**AIM**
Spot each line that carries the word "Wool"; copy those lines.

[Data entries]
+===+

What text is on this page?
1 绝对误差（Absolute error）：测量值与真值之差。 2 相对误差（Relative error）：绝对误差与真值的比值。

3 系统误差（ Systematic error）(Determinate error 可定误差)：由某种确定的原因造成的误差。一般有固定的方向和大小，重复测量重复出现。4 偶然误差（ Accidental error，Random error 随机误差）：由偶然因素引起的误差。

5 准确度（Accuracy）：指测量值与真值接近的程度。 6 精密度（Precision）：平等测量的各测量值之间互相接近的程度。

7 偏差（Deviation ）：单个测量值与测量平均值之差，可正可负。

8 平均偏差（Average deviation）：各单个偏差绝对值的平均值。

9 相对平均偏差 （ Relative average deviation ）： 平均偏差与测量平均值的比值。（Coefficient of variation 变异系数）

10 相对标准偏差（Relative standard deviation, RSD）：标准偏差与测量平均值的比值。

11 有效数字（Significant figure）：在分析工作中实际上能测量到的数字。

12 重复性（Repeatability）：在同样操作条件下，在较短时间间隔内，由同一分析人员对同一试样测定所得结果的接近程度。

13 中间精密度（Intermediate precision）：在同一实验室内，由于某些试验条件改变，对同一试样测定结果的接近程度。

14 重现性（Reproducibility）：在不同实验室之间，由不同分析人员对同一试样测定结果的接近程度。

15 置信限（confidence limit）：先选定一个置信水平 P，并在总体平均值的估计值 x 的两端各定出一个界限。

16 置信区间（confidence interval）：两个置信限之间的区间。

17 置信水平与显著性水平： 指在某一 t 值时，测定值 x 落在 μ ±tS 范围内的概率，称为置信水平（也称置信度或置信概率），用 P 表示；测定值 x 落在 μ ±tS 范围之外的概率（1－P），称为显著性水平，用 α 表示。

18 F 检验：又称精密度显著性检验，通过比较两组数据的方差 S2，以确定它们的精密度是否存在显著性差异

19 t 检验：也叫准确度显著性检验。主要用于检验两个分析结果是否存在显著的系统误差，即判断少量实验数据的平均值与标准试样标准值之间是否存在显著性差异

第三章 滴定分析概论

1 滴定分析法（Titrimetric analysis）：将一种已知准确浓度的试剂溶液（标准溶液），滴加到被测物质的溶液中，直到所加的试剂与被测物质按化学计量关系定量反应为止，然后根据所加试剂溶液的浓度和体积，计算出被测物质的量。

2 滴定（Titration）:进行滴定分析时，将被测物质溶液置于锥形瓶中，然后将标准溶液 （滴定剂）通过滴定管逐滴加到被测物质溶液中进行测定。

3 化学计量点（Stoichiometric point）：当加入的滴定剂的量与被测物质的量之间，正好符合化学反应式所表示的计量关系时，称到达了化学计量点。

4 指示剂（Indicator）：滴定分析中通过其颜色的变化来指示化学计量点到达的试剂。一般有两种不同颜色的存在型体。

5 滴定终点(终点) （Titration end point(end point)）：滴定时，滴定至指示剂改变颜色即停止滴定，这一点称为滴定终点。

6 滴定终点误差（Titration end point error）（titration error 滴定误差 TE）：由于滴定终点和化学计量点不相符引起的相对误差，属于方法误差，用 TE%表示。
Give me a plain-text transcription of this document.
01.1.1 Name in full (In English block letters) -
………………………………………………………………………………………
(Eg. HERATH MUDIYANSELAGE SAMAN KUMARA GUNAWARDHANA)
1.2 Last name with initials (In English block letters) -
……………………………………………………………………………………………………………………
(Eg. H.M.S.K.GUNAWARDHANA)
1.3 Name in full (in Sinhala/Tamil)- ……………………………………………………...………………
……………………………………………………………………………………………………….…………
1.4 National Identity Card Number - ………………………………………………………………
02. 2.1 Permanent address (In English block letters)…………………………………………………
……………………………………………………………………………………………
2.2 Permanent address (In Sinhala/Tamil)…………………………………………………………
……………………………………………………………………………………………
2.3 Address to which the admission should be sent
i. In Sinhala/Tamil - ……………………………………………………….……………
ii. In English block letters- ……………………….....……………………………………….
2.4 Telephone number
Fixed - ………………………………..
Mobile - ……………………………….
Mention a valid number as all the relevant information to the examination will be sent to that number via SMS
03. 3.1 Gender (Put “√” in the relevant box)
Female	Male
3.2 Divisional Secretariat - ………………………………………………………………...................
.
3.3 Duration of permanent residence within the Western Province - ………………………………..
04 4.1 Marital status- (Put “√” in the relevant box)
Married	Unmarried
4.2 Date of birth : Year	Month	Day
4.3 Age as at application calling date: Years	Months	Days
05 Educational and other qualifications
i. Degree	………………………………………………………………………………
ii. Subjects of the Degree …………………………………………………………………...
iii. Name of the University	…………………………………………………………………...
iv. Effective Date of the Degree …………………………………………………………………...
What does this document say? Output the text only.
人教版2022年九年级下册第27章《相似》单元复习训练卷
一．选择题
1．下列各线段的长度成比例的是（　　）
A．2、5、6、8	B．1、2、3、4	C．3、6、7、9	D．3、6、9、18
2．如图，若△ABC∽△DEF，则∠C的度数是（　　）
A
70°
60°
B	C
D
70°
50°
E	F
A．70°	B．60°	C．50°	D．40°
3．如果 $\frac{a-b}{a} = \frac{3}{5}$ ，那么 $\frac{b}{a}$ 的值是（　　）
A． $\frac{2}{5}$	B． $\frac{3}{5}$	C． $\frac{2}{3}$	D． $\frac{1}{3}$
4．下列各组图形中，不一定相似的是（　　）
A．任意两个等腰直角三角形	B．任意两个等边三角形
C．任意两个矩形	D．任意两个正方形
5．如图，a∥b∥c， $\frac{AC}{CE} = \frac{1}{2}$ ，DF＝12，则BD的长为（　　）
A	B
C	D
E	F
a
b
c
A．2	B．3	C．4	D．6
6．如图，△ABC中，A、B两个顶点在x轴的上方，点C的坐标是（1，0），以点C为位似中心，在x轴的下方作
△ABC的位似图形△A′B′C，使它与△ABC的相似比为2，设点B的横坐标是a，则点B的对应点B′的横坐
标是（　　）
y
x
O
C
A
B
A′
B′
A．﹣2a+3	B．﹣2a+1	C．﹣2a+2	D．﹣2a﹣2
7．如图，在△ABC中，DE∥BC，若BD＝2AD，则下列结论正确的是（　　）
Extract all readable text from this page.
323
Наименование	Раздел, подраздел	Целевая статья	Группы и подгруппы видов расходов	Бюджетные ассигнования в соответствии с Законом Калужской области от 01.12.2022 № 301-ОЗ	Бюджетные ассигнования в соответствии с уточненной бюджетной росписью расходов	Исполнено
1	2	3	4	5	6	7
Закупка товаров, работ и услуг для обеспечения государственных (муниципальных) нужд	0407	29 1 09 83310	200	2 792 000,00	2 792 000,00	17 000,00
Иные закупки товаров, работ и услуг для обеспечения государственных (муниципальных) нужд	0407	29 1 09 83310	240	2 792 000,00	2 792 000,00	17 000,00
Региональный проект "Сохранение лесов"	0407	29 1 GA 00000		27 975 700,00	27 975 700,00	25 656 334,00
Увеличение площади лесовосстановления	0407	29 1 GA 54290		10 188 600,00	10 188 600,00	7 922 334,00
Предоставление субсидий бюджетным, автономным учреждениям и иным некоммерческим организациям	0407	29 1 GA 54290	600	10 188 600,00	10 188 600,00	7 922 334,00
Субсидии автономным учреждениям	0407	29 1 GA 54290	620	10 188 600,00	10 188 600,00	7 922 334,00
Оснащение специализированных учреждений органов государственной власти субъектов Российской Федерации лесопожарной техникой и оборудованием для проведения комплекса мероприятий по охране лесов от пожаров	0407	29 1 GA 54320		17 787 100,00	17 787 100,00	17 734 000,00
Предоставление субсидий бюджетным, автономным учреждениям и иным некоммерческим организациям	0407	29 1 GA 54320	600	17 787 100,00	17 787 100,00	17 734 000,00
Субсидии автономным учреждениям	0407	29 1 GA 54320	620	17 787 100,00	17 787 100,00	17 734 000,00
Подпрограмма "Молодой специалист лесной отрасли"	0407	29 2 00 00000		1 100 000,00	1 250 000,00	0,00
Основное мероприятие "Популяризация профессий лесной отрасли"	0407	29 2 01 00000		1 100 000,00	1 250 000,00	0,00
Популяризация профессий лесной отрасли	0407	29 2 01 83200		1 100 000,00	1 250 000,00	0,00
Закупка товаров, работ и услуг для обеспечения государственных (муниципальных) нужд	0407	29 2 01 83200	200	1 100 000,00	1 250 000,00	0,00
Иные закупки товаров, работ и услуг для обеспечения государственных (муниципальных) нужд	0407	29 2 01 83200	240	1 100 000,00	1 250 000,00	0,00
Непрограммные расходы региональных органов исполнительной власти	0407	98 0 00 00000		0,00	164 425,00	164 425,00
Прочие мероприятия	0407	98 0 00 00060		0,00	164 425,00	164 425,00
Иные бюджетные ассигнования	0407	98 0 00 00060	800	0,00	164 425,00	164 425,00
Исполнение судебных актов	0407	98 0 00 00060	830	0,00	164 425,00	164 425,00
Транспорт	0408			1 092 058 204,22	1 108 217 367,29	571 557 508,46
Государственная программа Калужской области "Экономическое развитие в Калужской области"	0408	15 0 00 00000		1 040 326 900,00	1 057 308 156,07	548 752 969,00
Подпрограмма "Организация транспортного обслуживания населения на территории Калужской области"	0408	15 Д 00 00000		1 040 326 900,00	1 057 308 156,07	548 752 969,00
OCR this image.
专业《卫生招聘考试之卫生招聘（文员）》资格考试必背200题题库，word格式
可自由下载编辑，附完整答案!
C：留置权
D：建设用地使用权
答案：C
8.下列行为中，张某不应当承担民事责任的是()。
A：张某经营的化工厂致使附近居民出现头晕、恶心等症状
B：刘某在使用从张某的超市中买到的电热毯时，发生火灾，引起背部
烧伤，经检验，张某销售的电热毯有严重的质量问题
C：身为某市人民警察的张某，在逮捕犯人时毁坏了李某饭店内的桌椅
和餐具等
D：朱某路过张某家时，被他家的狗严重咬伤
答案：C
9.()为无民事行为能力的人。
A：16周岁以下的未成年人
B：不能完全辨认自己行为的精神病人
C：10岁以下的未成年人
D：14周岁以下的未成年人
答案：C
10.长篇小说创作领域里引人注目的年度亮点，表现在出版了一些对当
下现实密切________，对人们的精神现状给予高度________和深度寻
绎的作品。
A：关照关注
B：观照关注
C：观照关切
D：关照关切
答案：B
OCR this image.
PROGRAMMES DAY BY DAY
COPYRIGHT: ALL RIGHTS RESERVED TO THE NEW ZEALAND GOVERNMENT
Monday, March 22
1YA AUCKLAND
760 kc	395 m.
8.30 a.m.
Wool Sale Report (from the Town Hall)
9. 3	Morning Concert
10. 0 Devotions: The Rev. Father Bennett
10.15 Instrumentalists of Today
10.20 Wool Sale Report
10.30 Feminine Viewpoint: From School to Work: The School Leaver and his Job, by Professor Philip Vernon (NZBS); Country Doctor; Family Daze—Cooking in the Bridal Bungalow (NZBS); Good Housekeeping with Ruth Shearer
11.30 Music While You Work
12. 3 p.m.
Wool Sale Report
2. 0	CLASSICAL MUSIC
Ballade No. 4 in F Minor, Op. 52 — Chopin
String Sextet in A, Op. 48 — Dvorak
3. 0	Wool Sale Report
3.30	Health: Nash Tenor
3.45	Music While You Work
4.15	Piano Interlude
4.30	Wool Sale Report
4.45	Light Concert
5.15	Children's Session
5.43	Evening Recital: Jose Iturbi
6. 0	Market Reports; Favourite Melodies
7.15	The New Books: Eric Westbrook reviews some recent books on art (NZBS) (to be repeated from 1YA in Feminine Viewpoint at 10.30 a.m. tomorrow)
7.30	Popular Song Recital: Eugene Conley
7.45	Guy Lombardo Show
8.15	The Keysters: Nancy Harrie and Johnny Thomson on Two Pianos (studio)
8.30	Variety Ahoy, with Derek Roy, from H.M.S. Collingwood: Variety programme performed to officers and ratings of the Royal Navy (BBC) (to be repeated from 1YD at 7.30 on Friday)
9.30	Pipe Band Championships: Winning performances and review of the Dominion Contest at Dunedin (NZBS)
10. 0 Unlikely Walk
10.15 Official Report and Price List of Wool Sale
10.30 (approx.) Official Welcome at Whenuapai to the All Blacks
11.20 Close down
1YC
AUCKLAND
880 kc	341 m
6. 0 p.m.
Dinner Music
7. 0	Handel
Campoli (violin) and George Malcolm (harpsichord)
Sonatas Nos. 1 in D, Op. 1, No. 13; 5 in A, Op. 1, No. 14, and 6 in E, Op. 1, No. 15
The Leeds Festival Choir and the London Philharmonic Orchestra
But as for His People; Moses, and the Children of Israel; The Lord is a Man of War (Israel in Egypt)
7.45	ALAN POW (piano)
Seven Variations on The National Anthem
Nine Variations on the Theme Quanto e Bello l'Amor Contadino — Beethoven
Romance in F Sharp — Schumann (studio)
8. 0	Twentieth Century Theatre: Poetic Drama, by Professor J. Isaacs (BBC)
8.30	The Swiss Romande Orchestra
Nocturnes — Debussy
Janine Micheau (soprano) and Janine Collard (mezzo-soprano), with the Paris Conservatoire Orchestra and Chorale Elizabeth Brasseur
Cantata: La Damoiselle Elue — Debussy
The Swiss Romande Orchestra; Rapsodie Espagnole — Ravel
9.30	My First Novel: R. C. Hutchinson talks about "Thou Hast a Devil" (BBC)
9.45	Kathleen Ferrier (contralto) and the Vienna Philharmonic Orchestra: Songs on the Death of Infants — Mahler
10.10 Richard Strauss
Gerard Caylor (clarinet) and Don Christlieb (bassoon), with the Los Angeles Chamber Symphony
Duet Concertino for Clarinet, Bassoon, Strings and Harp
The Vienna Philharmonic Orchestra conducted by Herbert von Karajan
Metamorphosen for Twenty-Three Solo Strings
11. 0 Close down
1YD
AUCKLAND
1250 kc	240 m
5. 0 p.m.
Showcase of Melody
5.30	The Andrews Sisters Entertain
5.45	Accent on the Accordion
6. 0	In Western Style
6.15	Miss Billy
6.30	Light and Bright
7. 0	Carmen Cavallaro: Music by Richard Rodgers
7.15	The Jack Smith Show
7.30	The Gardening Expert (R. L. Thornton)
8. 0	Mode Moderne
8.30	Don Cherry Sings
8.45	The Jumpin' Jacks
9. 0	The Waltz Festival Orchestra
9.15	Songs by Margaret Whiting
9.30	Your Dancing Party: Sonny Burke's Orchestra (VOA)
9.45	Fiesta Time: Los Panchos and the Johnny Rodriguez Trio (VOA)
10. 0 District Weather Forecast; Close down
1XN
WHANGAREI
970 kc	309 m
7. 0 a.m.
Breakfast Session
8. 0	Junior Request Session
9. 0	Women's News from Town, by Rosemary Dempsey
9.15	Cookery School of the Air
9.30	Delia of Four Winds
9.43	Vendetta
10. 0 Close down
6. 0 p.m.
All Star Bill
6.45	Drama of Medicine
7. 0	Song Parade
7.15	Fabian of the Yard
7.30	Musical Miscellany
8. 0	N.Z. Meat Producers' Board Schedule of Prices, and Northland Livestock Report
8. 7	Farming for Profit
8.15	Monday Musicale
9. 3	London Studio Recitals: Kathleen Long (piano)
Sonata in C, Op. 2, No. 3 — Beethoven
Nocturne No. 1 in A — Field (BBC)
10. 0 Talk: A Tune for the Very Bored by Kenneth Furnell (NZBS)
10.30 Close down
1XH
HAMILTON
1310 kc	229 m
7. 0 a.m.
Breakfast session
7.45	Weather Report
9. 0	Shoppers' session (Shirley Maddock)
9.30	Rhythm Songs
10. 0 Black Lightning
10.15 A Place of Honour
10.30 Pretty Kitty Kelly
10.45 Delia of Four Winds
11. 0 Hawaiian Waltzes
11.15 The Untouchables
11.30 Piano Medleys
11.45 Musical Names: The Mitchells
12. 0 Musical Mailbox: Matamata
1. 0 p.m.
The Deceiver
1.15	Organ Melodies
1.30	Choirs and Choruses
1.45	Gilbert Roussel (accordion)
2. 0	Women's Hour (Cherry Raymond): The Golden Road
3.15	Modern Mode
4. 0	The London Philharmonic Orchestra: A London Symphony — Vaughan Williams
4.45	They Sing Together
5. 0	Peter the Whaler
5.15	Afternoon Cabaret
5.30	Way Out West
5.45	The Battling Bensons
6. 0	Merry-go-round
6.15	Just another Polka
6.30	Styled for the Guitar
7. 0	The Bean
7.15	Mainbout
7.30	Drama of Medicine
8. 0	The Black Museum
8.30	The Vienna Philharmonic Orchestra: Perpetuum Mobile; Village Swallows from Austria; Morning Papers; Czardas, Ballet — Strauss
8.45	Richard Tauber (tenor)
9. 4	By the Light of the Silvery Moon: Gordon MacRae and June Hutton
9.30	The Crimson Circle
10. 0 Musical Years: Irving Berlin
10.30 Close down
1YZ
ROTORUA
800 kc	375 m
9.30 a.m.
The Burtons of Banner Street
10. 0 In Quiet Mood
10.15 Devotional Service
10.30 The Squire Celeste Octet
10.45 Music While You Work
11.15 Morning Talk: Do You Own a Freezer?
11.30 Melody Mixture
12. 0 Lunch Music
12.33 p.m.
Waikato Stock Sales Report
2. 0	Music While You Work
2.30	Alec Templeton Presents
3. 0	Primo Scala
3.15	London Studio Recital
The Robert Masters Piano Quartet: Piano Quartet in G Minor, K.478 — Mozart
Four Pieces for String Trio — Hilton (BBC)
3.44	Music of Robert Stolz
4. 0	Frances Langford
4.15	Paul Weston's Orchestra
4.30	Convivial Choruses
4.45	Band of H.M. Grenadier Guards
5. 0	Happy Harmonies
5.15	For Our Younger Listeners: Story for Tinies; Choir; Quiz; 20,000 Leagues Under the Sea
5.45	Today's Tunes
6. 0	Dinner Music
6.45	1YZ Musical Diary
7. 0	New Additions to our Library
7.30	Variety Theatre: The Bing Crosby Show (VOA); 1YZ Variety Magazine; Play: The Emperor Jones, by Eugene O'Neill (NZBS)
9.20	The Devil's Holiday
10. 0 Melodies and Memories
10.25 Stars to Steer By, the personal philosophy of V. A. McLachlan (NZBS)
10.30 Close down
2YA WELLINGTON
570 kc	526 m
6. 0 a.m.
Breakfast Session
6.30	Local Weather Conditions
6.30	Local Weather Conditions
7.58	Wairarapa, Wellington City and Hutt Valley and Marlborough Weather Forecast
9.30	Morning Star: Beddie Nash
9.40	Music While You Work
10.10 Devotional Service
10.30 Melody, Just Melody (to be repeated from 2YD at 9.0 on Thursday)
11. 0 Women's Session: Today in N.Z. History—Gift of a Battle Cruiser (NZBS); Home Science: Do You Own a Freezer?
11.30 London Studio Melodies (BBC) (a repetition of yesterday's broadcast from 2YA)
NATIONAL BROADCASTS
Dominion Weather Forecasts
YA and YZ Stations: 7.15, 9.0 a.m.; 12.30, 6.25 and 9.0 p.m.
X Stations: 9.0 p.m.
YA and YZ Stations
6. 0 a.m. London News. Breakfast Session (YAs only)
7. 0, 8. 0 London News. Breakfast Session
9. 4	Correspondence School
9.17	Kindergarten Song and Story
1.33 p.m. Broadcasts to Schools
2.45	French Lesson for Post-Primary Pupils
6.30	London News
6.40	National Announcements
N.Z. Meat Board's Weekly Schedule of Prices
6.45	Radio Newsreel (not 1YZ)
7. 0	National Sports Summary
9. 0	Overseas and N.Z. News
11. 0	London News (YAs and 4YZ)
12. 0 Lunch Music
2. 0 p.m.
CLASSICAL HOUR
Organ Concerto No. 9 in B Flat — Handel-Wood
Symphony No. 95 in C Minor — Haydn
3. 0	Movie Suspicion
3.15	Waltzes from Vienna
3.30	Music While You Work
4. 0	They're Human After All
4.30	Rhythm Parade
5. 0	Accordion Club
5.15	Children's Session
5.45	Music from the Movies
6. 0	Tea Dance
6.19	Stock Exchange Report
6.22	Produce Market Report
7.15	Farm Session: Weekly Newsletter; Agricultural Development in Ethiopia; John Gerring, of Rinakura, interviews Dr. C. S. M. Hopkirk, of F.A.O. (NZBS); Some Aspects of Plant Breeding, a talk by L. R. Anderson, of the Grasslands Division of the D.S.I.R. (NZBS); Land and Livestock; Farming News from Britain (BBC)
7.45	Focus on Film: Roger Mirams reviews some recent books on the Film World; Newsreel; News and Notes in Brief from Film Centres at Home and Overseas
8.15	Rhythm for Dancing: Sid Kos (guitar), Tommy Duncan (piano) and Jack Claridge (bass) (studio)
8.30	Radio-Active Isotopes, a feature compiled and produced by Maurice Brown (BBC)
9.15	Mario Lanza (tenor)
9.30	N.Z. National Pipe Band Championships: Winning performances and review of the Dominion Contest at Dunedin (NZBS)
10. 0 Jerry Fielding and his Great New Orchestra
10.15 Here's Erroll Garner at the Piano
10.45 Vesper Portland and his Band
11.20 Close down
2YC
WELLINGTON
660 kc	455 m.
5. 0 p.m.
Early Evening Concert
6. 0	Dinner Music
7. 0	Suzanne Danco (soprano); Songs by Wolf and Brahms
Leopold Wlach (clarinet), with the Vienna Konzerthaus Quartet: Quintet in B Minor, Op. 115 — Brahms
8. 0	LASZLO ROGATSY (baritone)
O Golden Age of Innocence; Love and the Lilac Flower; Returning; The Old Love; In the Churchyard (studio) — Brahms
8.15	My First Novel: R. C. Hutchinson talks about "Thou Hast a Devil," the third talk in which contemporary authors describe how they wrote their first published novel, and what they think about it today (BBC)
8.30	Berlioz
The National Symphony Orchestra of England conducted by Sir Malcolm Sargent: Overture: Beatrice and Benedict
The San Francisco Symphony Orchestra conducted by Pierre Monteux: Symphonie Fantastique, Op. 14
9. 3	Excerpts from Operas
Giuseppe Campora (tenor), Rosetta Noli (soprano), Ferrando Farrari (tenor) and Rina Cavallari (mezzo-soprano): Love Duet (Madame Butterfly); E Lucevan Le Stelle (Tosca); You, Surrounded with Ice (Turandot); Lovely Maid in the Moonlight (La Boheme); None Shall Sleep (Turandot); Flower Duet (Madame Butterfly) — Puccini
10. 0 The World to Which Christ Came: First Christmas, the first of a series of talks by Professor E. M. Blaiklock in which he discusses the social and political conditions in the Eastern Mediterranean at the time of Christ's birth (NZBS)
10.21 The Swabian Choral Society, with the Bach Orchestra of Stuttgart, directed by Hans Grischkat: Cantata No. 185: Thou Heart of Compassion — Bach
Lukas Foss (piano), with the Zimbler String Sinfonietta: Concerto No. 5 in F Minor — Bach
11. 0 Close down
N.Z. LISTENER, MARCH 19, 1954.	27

+===+

**EXERCISE SOLUTION**
Wool Sale Report (from the Town Hall)
10.20 Wool Sale Report
Wool Sale Report
3. 0	Wool Sale Report
4.30	Wool Sale Report
10.15 Official Report and Price List of Wool Sale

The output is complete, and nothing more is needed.